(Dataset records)
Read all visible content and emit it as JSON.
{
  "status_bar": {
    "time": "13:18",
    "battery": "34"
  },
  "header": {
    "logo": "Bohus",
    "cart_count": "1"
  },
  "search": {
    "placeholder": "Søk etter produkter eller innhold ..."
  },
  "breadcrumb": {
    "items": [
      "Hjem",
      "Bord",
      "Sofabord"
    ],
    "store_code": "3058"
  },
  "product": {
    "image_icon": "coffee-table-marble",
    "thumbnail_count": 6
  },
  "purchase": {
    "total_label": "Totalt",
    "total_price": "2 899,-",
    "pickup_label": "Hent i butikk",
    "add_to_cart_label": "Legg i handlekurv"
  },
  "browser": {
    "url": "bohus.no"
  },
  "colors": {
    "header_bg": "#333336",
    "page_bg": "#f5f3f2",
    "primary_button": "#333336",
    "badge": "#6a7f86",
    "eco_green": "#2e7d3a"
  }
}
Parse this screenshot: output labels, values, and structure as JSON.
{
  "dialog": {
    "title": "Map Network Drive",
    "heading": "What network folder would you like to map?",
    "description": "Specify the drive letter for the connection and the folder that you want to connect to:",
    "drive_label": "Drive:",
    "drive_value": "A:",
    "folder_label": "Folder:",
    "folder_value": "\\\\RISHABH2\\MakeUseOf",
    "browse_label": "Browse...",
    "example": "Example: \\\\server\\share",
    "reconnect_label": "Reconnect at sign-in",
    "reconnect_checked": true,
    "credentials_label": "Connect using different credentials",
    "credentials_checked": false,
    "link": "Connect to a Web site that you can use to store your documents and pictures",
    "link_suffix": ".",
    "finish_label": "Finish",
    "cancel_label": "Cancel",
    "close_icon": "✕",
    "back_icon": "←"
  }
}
...
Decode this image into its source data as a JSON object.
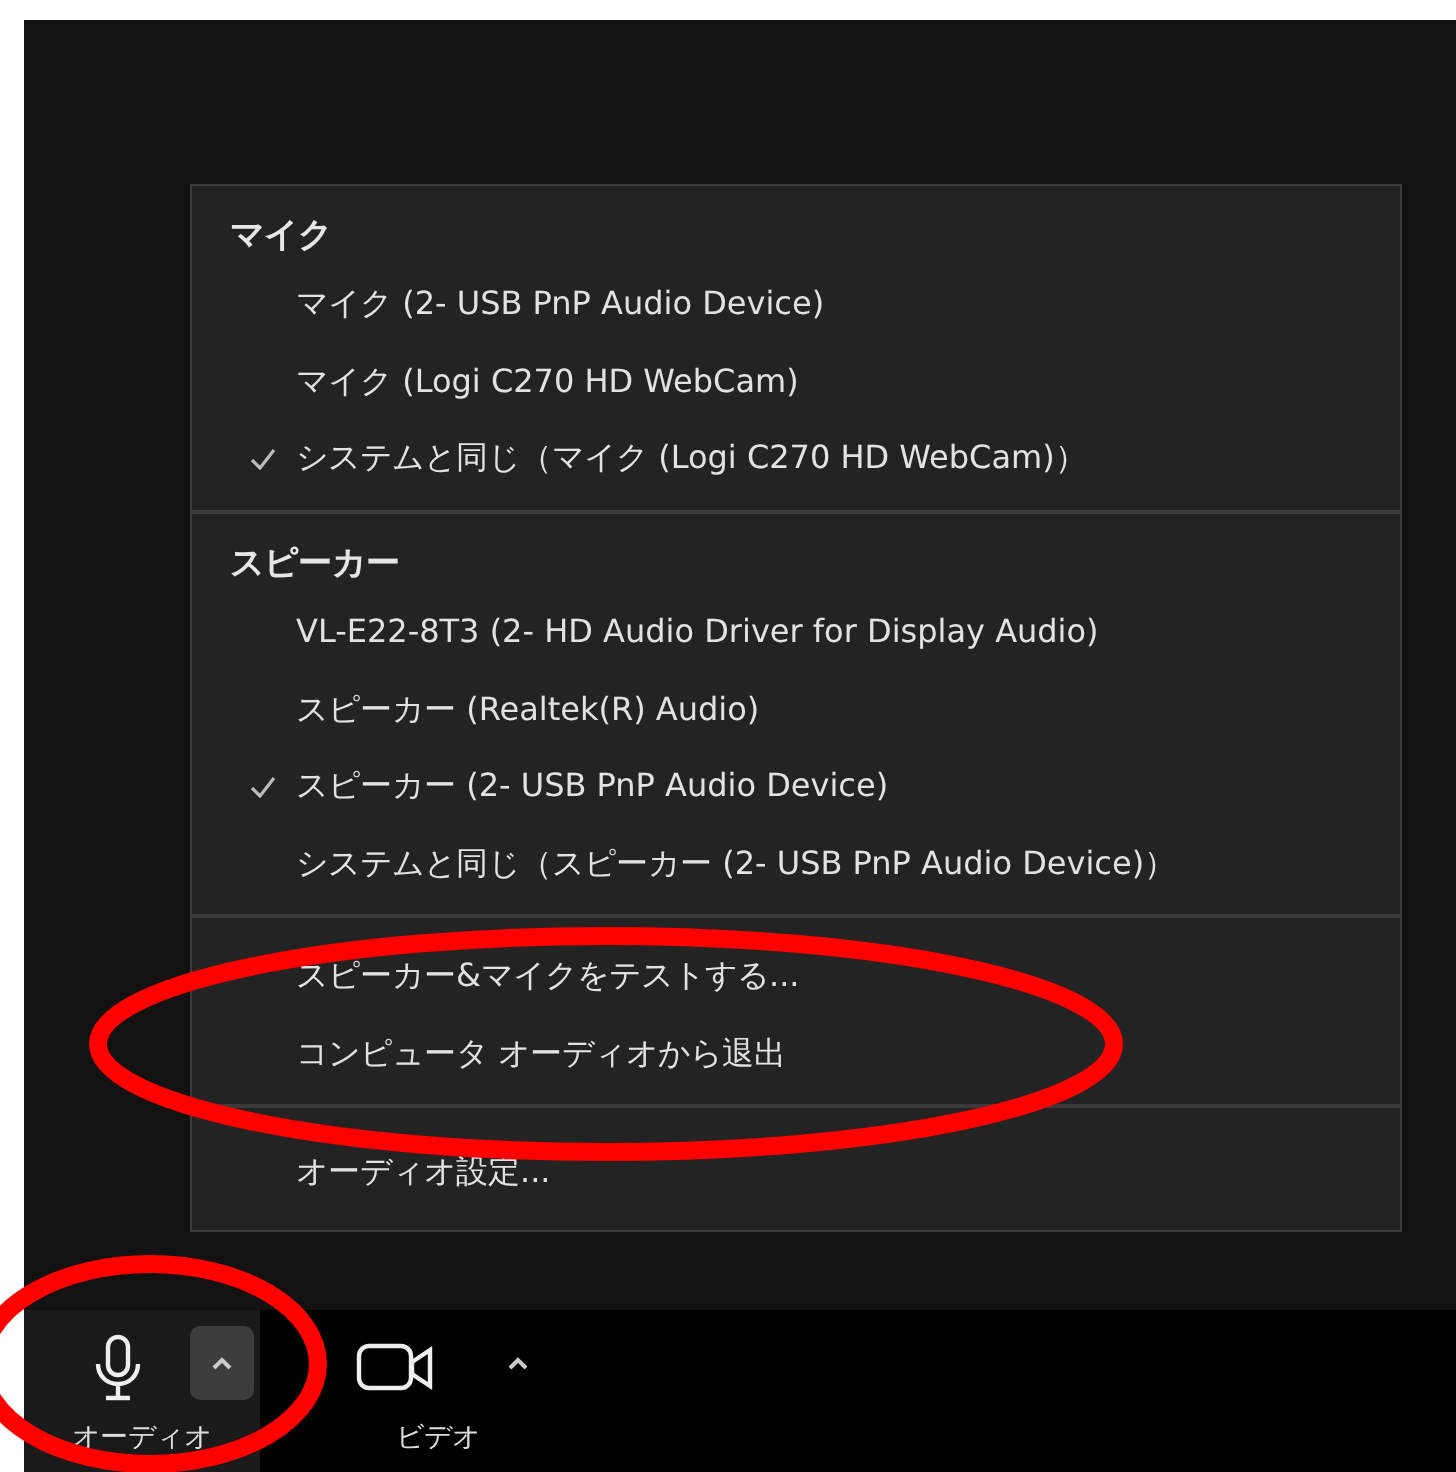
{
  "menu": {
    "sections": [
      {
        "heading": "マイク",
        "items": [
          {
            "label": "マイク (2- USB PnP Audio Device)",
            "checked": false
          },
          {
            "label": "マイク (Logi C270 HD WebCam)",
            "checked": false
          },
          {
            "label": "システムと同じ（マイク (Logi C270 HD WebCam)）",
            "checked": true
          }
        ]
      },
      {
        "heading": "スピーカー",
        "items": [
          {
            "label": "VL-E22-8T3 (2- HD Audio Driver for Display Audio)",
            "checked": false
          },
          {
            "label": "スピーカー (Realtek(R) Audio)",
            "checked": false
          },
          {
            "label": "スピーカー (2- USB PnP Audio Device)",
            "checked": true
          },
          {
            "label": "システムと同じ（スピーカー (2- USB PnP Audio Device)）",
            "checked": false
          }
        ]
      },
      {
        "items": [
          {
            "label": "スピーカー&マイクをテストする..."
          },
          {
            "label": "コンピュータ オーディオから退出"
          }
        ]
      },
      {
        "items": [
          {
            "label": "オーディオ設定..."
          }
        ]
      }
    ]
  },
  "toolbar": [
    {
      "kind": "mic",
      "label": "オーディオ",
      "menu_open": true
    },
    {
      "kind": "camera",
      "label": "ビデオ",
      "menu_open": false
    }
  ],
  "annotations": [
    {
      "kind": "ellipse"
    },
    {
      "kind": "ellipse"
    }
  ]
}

**TASK INSTRUCTIONS**
Keep only those lines of the records that hold "heading", and return them.

**OUTPUT BELOW**
    "heading": "What network folder would you like to map?",
        "heading": "マイク",
        "heading": "スピーカー",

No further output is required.